- [Data provided]
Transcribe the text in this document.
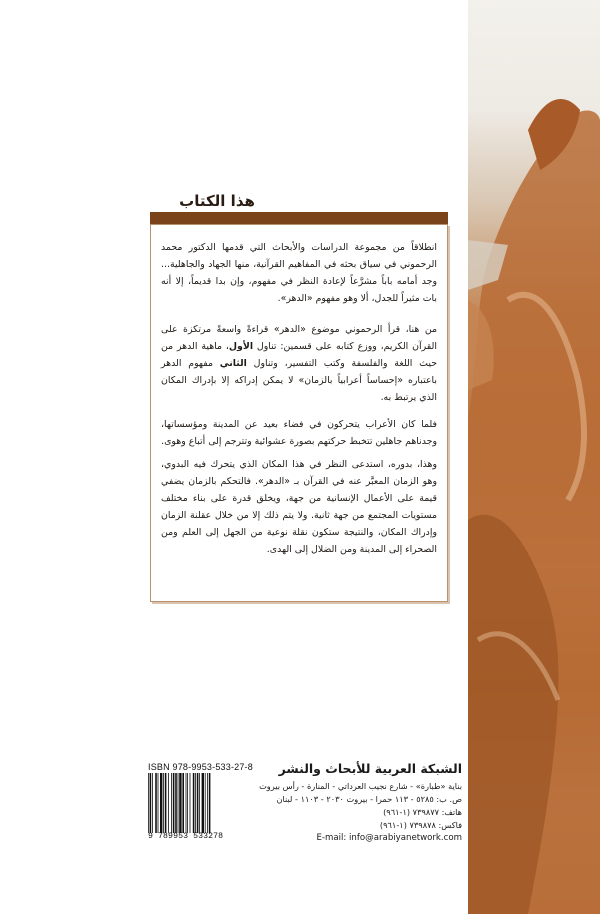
هذا الكتاب

انطلاقاً من مجموعة الدراسات والأبحاث التي قدمها الدكتور محمد الرحموني في سياق بحثه في المفاهيم القرآنية، منها الجهاد والجاهلية... وجد أمامه باباً مشرَّعاً لإعادة النظر في مفهوم، وإن بدا قديماً، إلا أنه بات مثيراً للجدل، ألا وهو مفهوم «الدهر».

من هنا، قرأ الرحموني موضوع «الدهر» قراءةً واسعةً مرتكزة على القرآن الكريم، ووزع كتابه على قسمين: تناول الأول، ماهية الدهر من حيث اللغة والفلسفة وكتب التفسير، وتناول الثاني مفهوم الدهر باعتباره «إحساساً أعرابياً بالزمان» لا يمكن إدراكه إلا بإدراك المكان الذي يرتبط به.

فلما كان الأعراب يتحركون في فضاء بعيد عن المدينة ومؤسساتها، وجدناهم جاهلين تتخبط حركتهم بصورة عشوائية وتترجم إلى أتباع وهوى.

وهذا، بدوره، استدعى النظر في هذا المكان الذي يتحرك فيه البدوي، وهو الزمان المعبَّر عنه في القرآن بـ «الدهر». فالتحكم بالزمان يضفي قيمة على الأعمال الإنسانية من جهة، ويخلق قدرة على بناء مختلف مستويات المجتمع من جهة ثانية. ولا يتم ذلك إلا من خلال عقلنة الزمان وإدراك المكان، والنتيجة ستكون نقلة نوعية من الجهل إلى العلم ومن الصحراء إلى المدينة ومن الضلال إلى الهدى.

الشبكة العربية للأبحاث والنشر
بناية «طبارة» - شارع نجيب العرداتي - المنارة - رأس بيروت
ص. ب: ٥٢٨٥ - ١١٣ حمرا - بيروت ٢٠٣٠ - ١١٠٣ - لبنان
هاتف: ٧٣٩٨٧٧ (١-٩٦١)
فاكس: ٧٣٩٨٧٨ (١-٩٦١)
E-mail: info@arabiyanetwork.com
ISBN 978-9953-533-27-8
9 789953 533278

- [The problem] Pick out and copy every line that contains the word "النظر".

- [Reply to the exercise]
انطلاقاً من مجموعة الدراسات والأبحاث التي قدمها الدكتور محمد الرحموني في سياق بحثه في المفاهيم القرآنية، منها الجهاد والجاهلية... وجد أمامه باباً مشرَّعاً لإعادة النظر في مفهوم، وإن بدا قديماً، إلا أنه بات مثيراً للجدل، ألا وهو مفهوم «الدهر».
وهذا، بدوره، استدعى النظر في هذا المكان الذي يتحرك فيه البدوي، وهو الزمان المعبَّر عنه في القرآن بـ «الدهر». فالتحكم بالزمان يضفي قيمة على الأعمال الإنسانية من جهة، ويخلق قدرة على بناء مختلف مستويات المجتمع من جهة ثانية. ولا يتم ذلك إلا من خلال عقلنة الزمان وإدراك المكان، والنتيجة ستكون نقلة نوعية من الجهل إلى العلم ومن الصحراء إلى المدينة ومن الضلال إلى الهدى.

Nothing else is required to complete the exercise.